▶ [WHAT IS EXPECTED]: Show every line in the records below that contains the word "развития".

▶ [DATA IN THIS EXERCISE]:
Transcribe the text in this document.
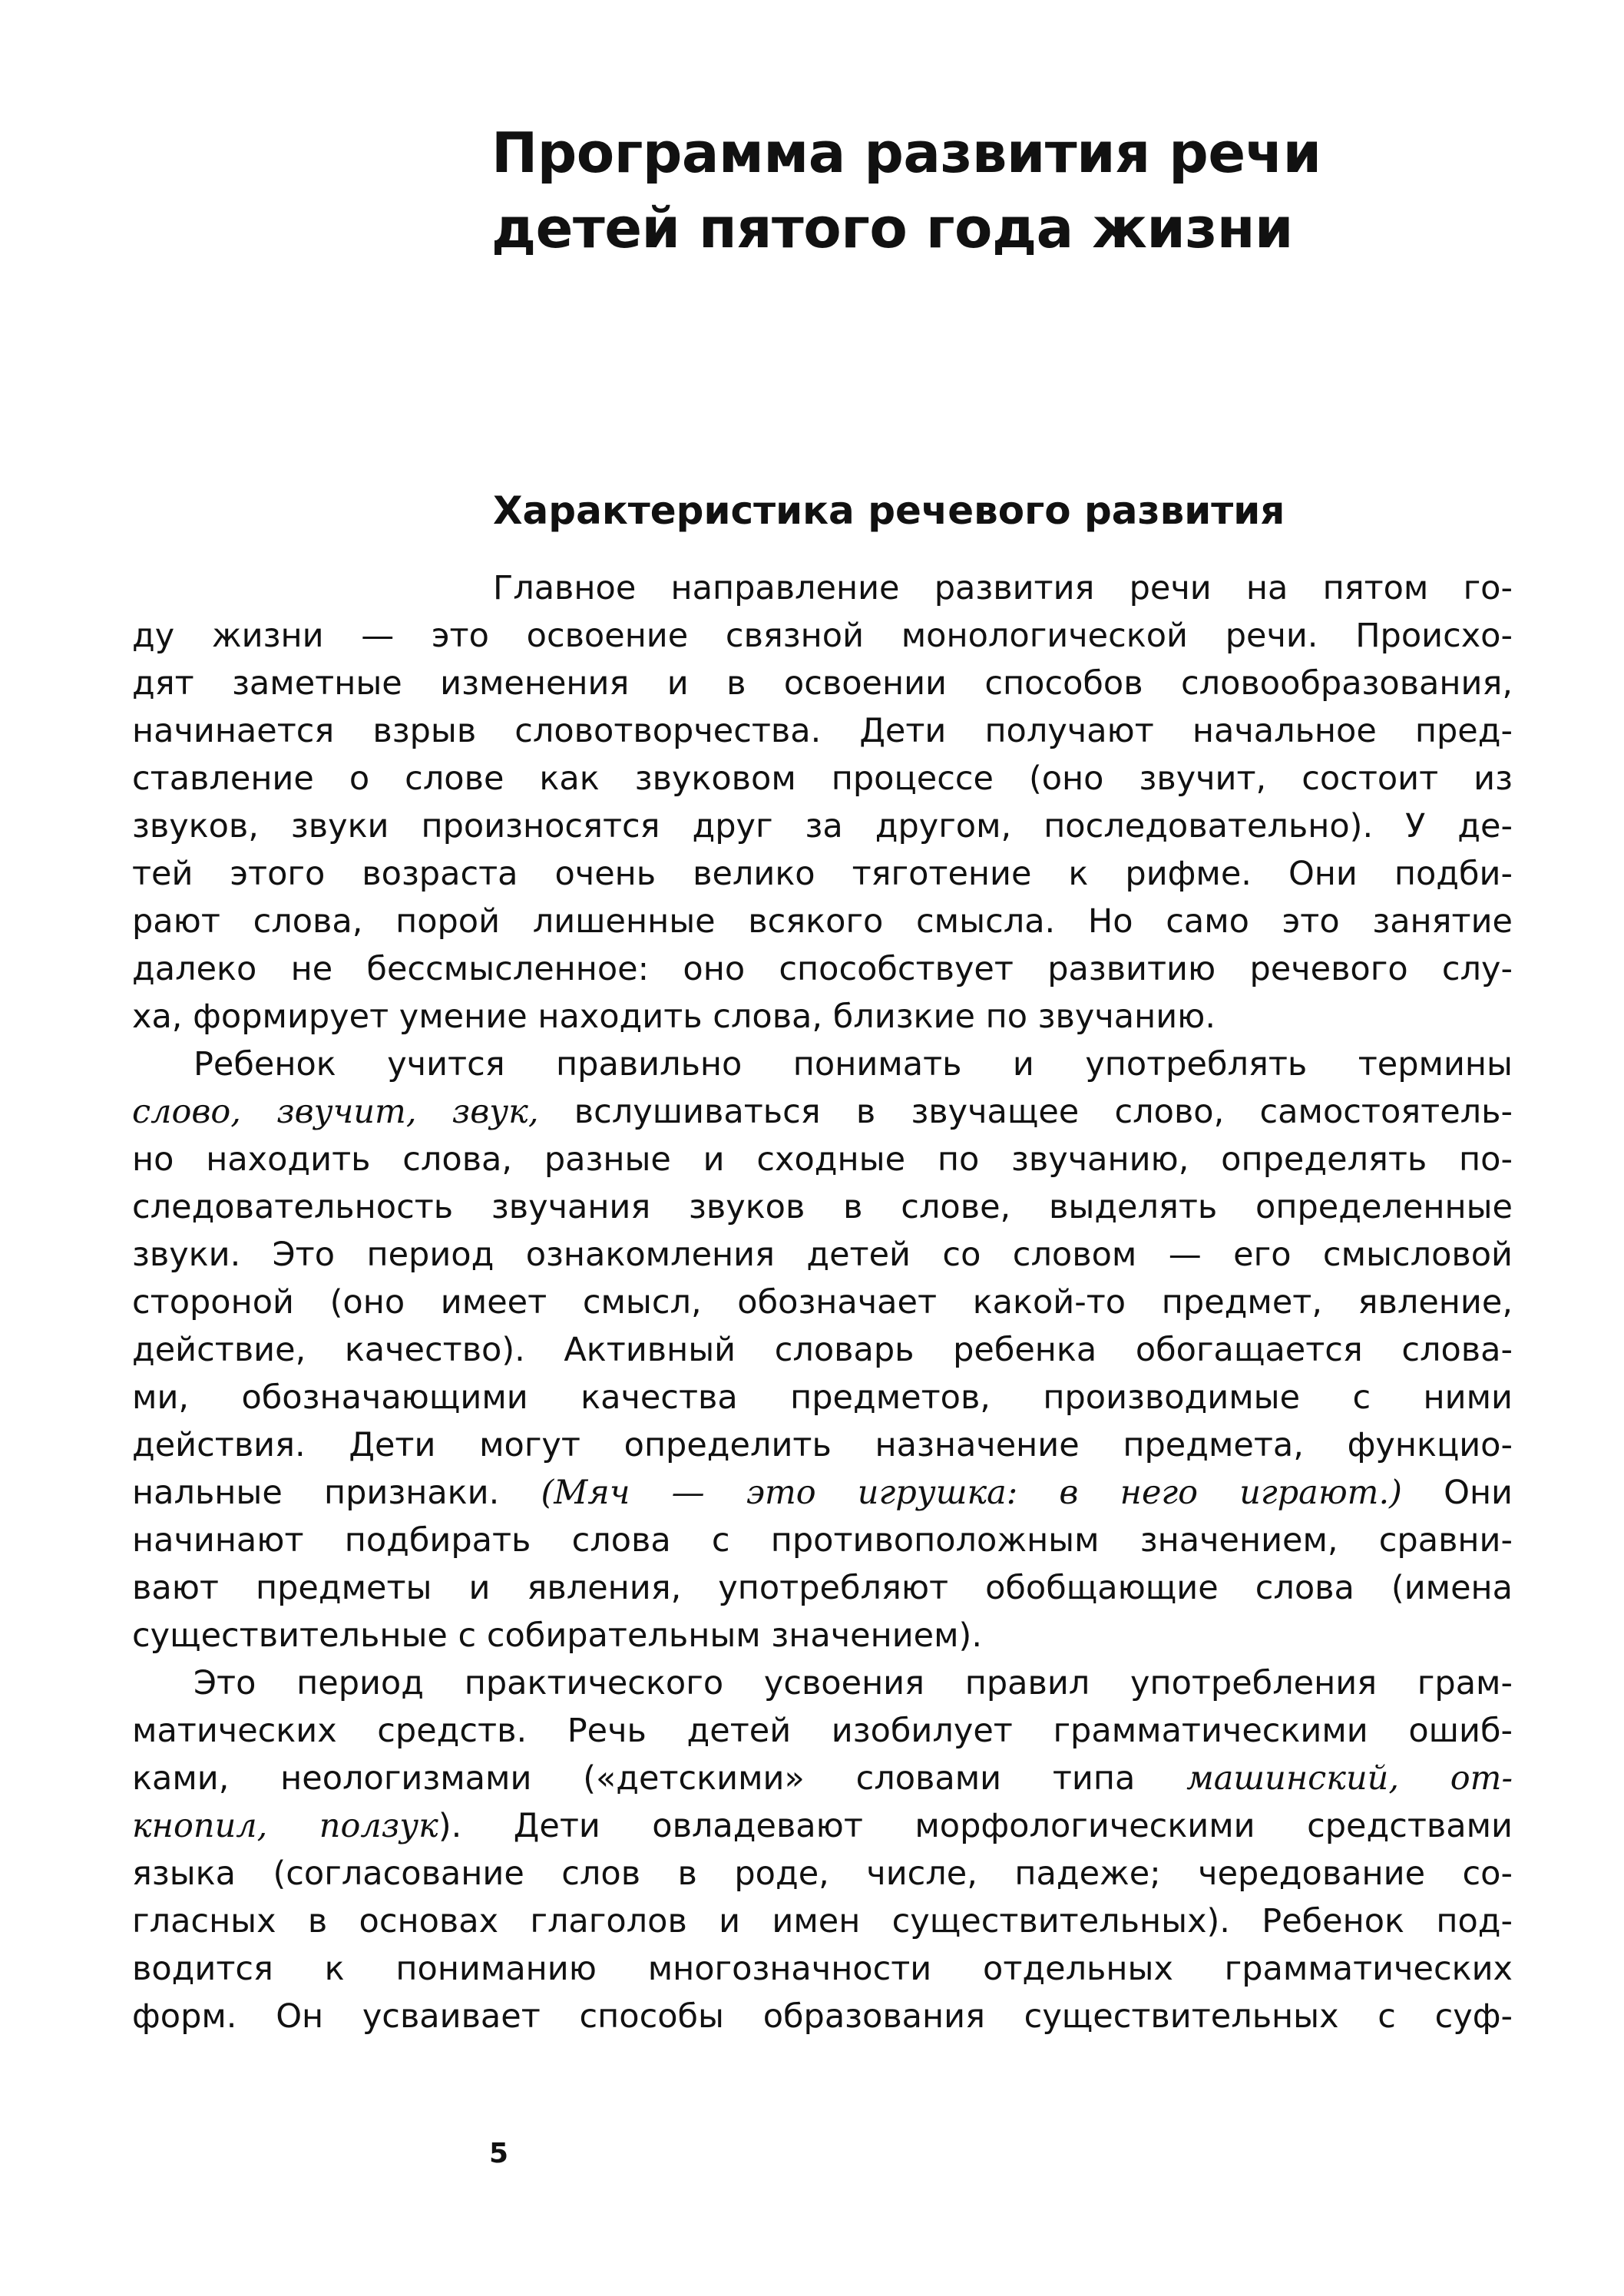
Программа развития речи
детей пятого года жизни
Характеристика речевого развития
Главное направление развития речи на пятом го-
ду жизни — это освоение связной монологической речи. Происхо-
дят заметные изменения и в освоении способов словообразования,
начинается взрыв словотворчества. Дети получают начальное пред-
ставление о слове как звуковом процессе (оно звучит, состоит из
звуков, звуки произносятся друг за другом, последовательно). У де-
тей этого возраста очень велико тяготение к рифме. Они подби-
рают слова, порой лишенные всякого смысла. Но само это занятие
далеко не бессмысленное: оно способствует развитию речевого слу-
ха, формирует умение находить слова, близкие по звучанию.
Ребенок учится правильно понимать и употреблять термины
слово, звучит, звук, вслушиваться в звучащее слово, самостоятель-
но находить слова, разные и сходные по звучанию, определять по-
следовательность звучания звуков в слове, выделять определенные
звуки. Это период ознакомления детей со словом — его смысловой
стороной (оно имеет смысл, обозначает какой-то предмет, явление,
действие, качество). Активный словарь ребенка обогащается слова-
ми, обозначающими качества предметов, производимые с ними
действия. Дети могут определить назначение предмета, функцио-
нальные признаки. (Мяч — это игрушка: в него играют.) Они
начинают подбирать слова с противоположным значением, сравни-
вают предметы и явления, употребляют обобщающие слова (имена
существительные с собирательным значением).
Это период практического усвоения правил употребления грам-
матических средств. Речь детей изобилует грамматическими ошиб-
ками, неологизмами («детскими» словами типа машинский, от-
кнопил, ползук). Дети овладевают морфологическими средствами
языка (согласование слов в роде, числе, падеже; чередование со-
гласных в основах глаголов и имен существительных). Ребенок под-
водится к пониманию многозначности отдельных грамматических
форм. Он усваивает способы образования существительных с суф-
5
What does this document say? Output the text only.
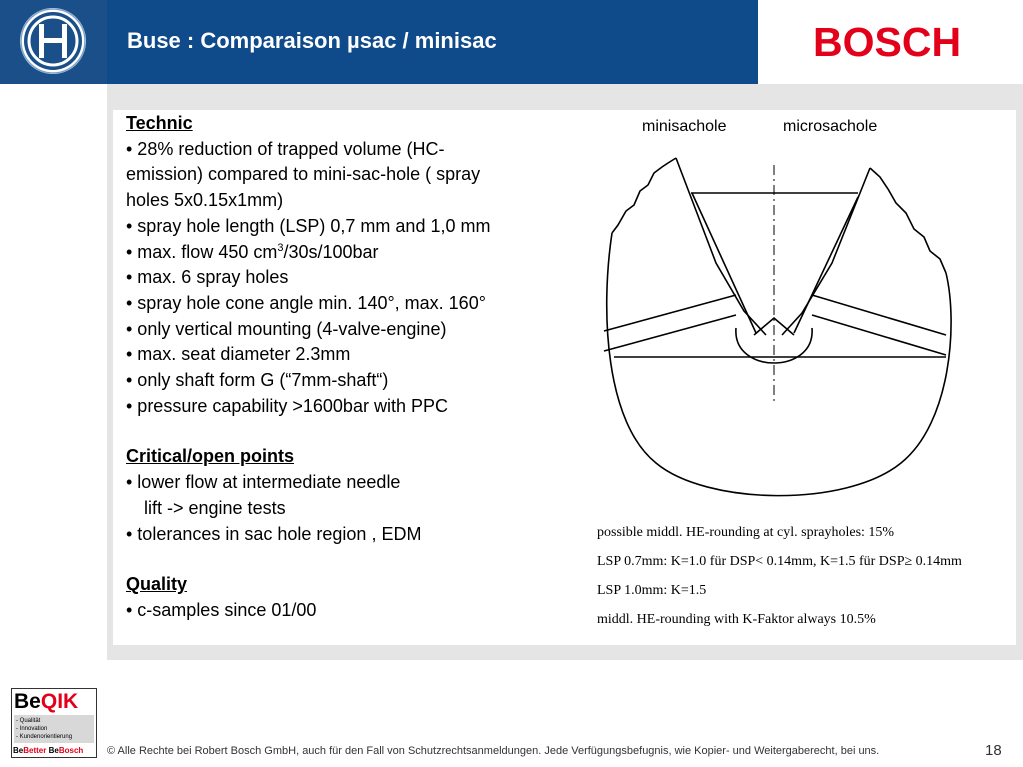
Buse : Comparaison µsac / minisac	BOSCH
Technic
• 28% reduction of trapped volume (HC-
emission) compared to mini-sac-hole ( spray
holes 5x0.15x1mm)
• spray hole length (LSP) 0,7 mm and 1,0 mm
• max. flow 450 $cm^3/30s/100bar$
• max. 6 spray holes
• spray hole cone angle min. 140°, max. 160°
• only vertical mounting (4-valve-engine)
• max. seat diameter 2.3mm
• only shaft form G (“7mm-shaft“)
• pressure capability >1600bar with PPC
Critical/open points
• lower flow at intermediate needle
lift -> engine tests
• tolerances in sac hole region , EDM
Quality
• c-samples since 01/00
minisachole	microsachole
possible middl. HE-rounding at cyl. sprayholes: 15%
LSP 0.7mm: K=1.0 für DSP< 0.14mm, K=1.5 für DSP≥ 0.14mm
LSP 1.0mm: K=1.5
middl. HE-rounding with K-Faktor always 10.5%
BeQIK
- Qualität
- Innovation
- Kundenorientierung
BeBetter BeBosch © Alle Rechte bei Robert Bosch GmbH, auch für den Fall von Schutzrechtsanmeldungen. Jede Verfügungsbefugnis, wie Kopier- und Weitergaberecht, bei uns.	18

▶ [COMPLETE ANSWER]:
Программа развития речи
Характеристика речевого развития
Главное направление развития речи на пятом го-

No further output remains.